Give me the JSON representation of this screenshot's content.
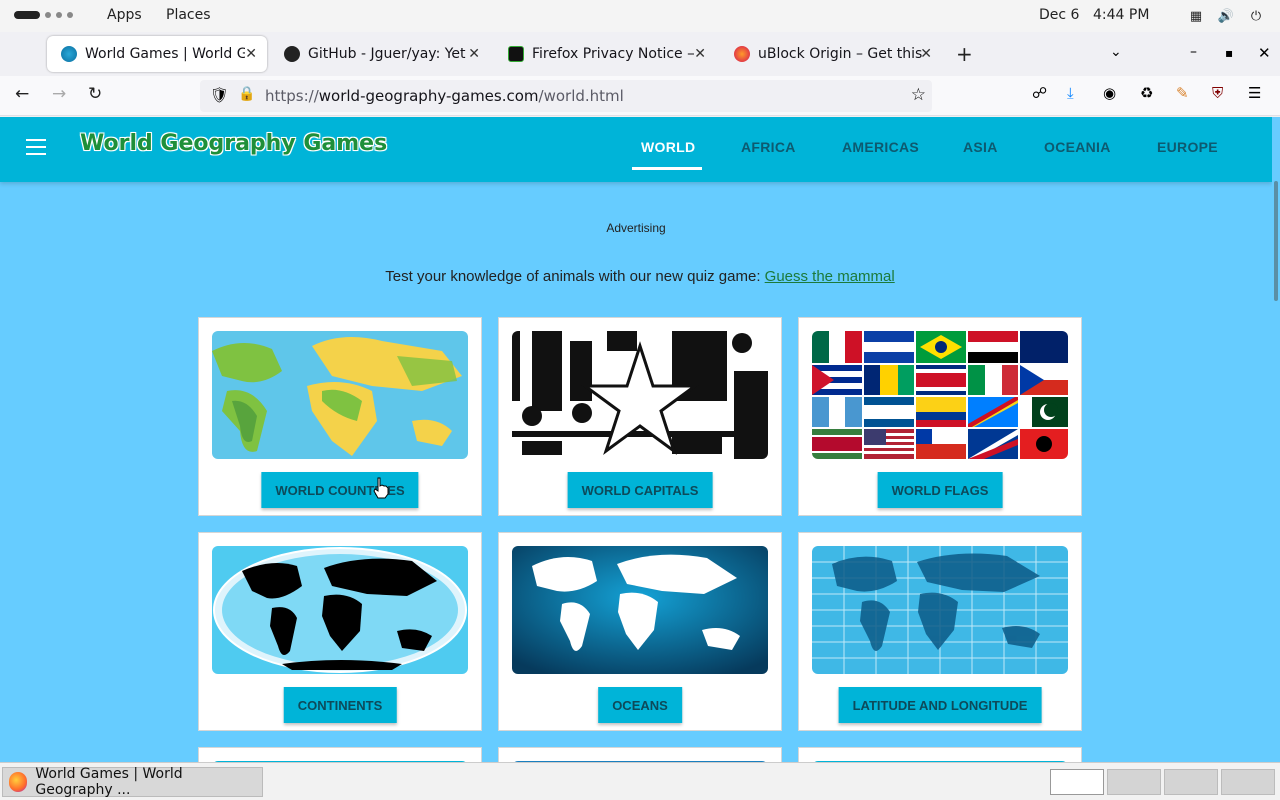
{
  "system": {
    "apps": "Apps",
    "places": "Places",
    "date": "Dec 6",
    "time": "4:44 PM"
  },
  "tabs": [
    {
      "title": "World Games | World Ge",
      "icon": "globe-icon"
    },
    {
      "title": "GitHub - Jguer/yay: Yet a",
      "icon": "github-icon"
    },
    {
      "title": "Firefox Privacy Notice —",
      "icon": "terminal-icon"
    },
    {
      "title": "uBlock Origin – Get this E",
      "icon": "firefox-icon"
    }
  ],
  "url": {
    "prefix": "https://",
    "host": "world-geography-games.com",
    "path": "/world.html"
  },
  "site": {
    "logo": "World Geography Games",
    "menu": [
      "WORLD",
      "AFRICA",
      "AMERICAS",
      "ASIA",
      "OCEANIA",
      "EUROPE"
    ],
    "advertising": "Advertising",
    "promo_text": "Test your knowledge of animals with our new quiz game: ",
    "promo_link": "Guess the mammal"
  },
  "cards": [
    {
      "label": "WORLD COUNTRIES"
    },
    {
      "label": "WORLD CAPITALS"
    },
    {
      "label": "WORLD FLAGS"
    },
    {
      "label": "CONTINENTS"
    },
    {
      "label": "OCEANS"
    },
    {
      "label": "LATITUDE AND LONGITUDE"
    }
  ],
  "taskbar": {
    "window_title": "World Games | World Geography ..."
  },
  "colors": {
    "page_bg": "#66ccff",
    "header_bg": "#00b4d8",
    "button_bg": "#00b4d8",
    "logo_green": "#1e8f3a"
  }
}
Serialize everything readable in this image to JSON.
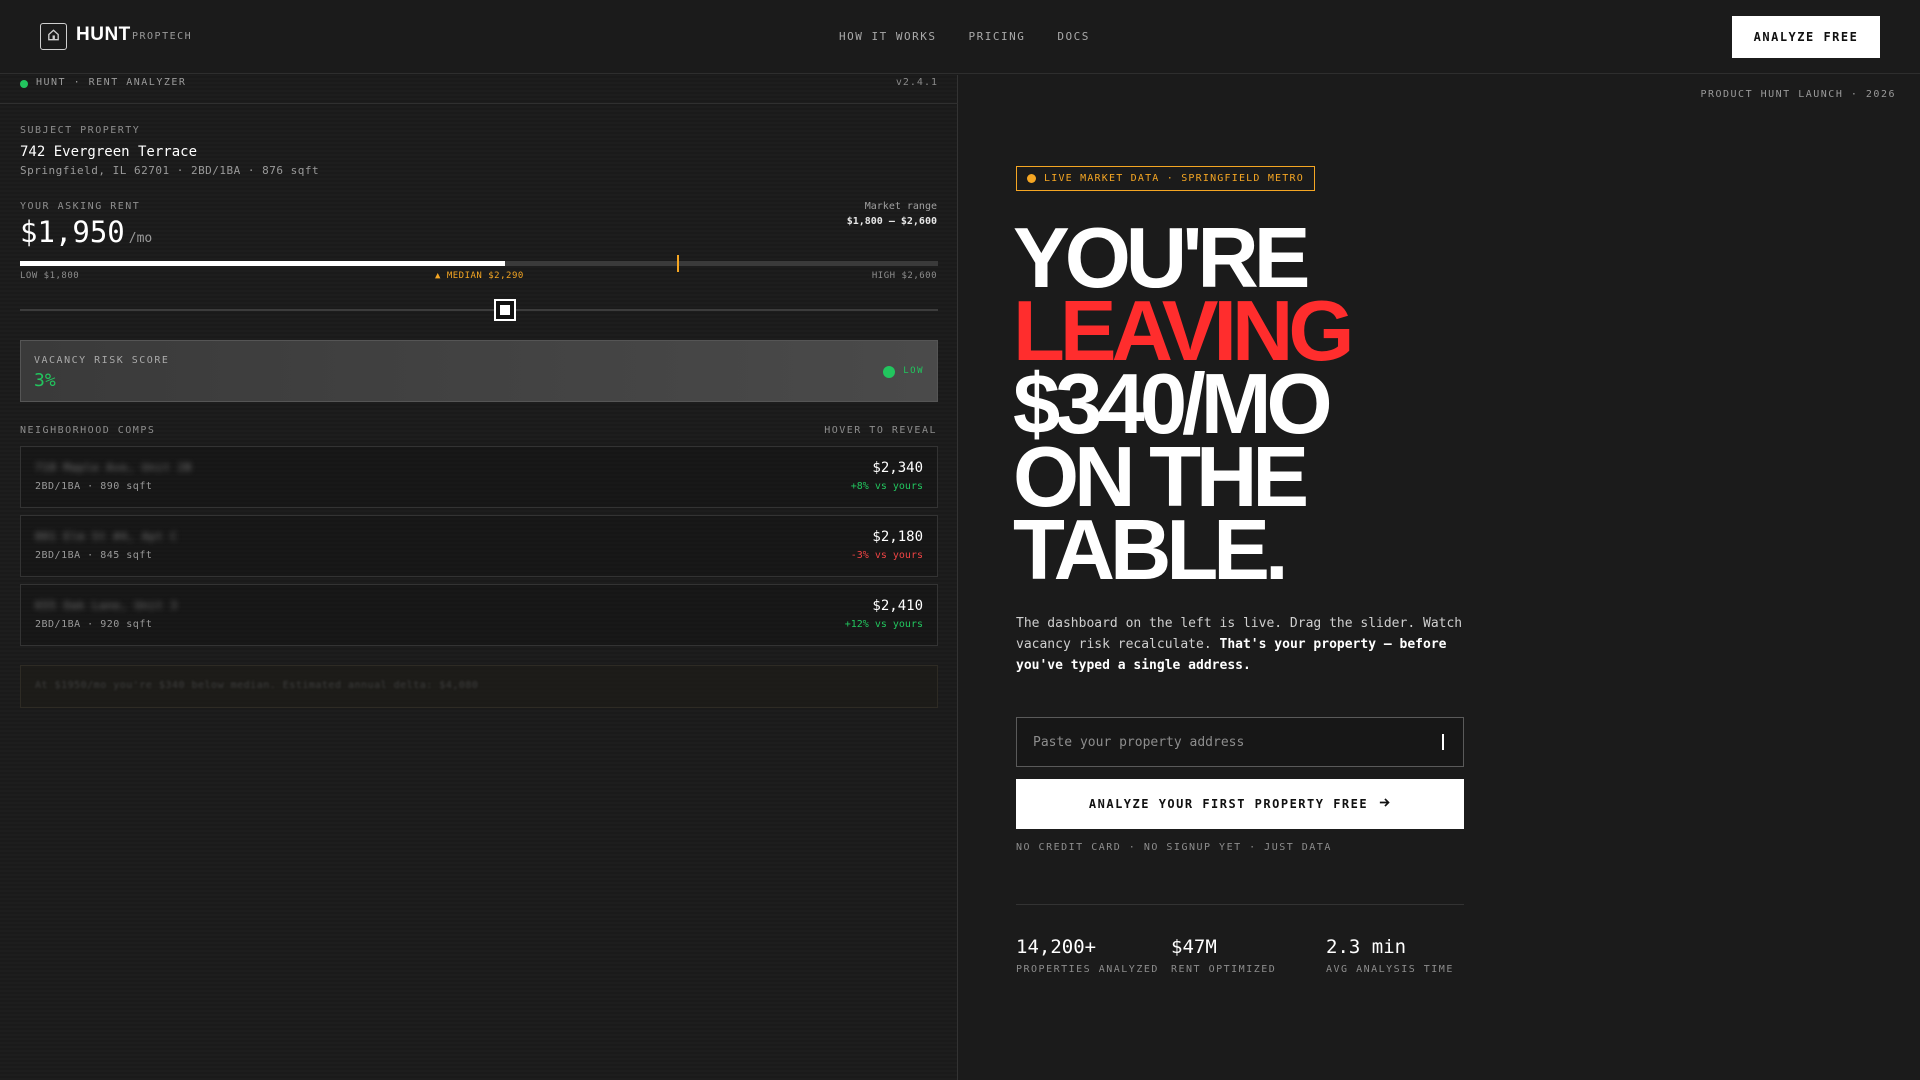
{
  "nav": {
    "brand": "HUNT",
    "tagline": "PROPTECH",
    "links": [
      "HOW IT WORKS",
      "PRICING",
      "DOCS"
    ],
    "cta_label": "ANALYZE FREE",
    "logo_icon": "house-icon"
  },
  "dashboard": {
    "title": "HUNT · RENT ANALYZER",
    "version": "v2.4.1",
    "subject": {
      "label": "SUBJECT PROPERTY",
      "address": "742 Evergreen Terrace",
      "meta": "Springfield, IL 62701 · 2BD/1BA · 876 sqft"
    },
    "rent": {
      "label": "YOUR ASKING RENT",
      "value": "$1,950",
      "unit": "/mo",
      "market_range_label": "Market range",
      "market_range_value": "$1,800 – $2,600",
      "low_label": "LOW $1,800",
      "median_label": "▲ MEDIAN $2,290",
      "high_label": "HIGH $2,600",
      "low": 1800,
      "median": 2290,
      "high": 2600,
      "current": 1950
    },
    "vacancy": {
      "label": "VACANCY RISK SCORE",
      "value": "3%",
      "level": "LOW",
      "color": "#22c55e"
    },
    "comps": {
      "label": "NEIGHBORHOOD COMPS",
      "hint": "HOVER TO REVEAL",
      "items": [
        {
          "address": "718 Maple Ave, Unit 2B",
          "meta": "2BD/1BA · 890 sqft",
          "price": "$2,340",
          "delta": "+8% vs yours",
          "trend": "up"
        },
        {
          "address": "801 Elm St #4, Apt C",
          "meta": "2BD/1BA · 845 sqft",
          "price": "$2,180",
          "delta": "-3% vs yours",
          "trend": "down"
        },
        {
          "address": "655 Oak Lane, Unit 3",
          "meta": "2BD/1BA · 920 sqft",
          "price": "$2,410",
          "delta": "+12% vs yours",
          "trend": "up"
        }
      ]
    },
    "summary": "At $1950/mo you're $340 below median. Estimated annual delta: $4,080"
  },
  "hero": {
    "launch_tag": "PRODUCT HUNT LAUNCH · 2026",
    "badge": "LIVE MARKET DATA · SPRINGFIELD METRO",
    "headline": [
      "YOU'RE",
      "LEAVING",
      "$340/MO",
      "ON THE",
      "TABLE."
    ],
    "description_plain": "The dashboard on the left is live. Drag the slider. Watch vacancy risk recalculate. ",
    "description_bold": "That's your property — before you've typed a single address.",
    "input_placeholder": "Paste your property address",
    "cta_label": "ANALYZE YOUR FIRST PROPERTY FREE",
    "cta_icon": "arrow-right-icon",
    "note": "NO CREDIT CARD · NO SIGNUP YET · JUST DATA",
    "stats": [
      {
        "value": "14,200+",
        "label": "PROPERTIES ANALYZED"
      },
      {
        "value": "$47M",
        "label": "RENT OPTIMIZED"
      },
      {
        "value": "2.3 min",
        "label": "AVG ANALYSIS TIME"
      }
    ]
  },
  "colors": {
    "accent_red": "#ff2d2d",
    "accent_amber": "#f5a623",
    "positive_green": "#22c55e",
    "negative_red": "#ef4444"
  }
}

> **DIRECTIVE**
Copy every record character for character. Skip the pictures.

> **SOLUTION TO THIS PROBLEM**
Give me the JSON representation of this screenshot's content.
{
  "system": {
    "apps": "Apps",
    "places": "Places",
    "date": "Dec 6",
    "time": "4:44 PM"
  },
  "tabs": [
    {
      "title": "World Games | World Ge",
      "icon": "globe-icon"
    },
    {
      "title": "GitHub - Jguer/yay: Yet a",
      "icon": "github-icon"
    },
    {
      "title": "Firefox Privacy Notice —",
      "icon": "terminal-icon"
    },
    {
      "title": "uBlock Origin – Get this E",
      "icon": "firefox-icon"
    }
  ],
  "url": {
    "prefix": "https://",
    "host": "world-geography-games.com",
    "path": "/world.html"
  },
  "site": {
    "logo": "World Geography Games",
    "menu": [
      "WORLD",
      "AFRICA",
      "AMERICAS",
      "ASIA",
      "OCEANIA",
      "EUROPE"
    ],
    "advertising": "Advertising",
    "promo_text": "Test your knowledge of animals with our new quiz game: ",
    "promo_link": "Guess the mammal"
  },
  "cards": [
    {
      "label": "WORLD COUNTRIES"
    },
    {
      "label": "WORLD CAPITALS"
    },
    {
      "label": "WORLD FLAGS"
    },
    {
      "label": "CONTINENTS"
    },
    {
      "label": "OCEANS"
    },
    {
      "label": "LATITUDE AND LONGITUDE"
    }
  ],
  "taskbar": {
    "window_title": "World Games | World Geography ..."
  },
  "colors": {
    "page_bg": "#66ccff",
    "header_bg": "#00b4d8",
    "button_bg": "#00b4d8",
    "logo_green": "#1e8f3a"
  }
}
Serialize everything readable in this image to JSON.
{
  "nav": {
    "brand": "HUNT",
    "tagline": "PROPTECH",
    "links": [
      "HOW IT WORKS",
      "PRICING",
      "DOCS"
    ],
    "cta_label": "ANALYZE FREE",
    "logo_icon": "house-icon"
  },
  "dashboard": {
    "title": "HUNT · RENT ANALYZER",
    "version": "v2.4.1",
    "subject": {
      "label": "SUBJECT PROPERTY",
      "address": "742 Evergreen Terrace",
      "meta": "Springfield, IL 62701 · 2BD/1BA · 876 sqft"
    },
    "rent": {
      "label": "YOUR ASKING RENT",
      "value": "$1,950",
      "unit": "/mo",
      "market_range_label": "Market range",
      "market_range_value": "$1,800 – $2,600",
      "low_label": "LOW $1,800",
      "median_label": "▲ MEDIAN $2,290",
      "high_label": "HIGH $2,600",
      "low": 1800,
      "median": 2290,
      "high": 2600,
      "current": 1950
    },
    "vacancy": {
      "label": "VACANCY RISK SCORE",
      "value": "3%",
      "level": "LOW",
      "color": "#22c55e"
    },
    "comps": {
      "label": "NEIGHBORHOOD COMPS",
      "hint": "HOVER TO REVEAL",
      "items": [
        {
          "address": "718 Maple Ave, Unit 2B",
          "meta": "2BD/1BA · 890 sqft",
          "price": "$2,340",
          "delta": "+8% vs yours",
          "trend": "up"
        },
        {
          "address": "801 Elm St #4, Apt C",
          "meta": "2BD/1BA · 845 sqft",
          "price": "$2,180",
          "delta": "-3% vs yours",
          "trend": "down"
        },
        {
          "address": "655 Oak Lane, Unit 3",
          "meta": "2BD/1BA · 920 sqft",
          "price": "$2,410",
          "delta": "+12% vs yours",
          "trend": "up"
        }
      ]
    },
    "summary": "At $1950/mo you're $340 below median. Estimated annual delta: $4,080"
  },
  "hero": {
    "launch_tag": "PRODUCT HUNT LAUNCH · 2026",
    "badge": "LIVE MARKET DATA · SPRINGFIELD METRO",
    "headline": [
      "YOU'RE",
      "LEAVING",
      "$340/MO",
      "ON THE",
      "TABLE."
    ],
    "description_plain": "The dashboard on the left is live. Drag the slider. Watch vacancy risk recalculate. ",
    "description_bold": "That's your property — before you've typed a single address.",
    "input_placeholder": "Paste your property address",
    "cta_label": "ANALYZE YOUR FIRST PROPERTY FREE",
    "cta_icon": "arrow-right-icon",
    "note": "NO CREDIT CARD · NO SIGNUP YET · JUST DATA",
    "stats": [
      {
        "value": "14,200+",
        "label": "PROPERTIES ANALYZED"
      },
      {
        "value": "$47M",
        "label": "RENT OPTIMIZED"
      },
      {
        "value": "2.3 min",
        "label": "AVG ANALYSIS TIME"
      }
    ]
  },
  "colors": {
    "accent_red": "#ff2d2d",
    "accent_amber": "#f5a623",
    "positive_green": "#22c55e",
    "negative_red": "#ef4444"
  }
}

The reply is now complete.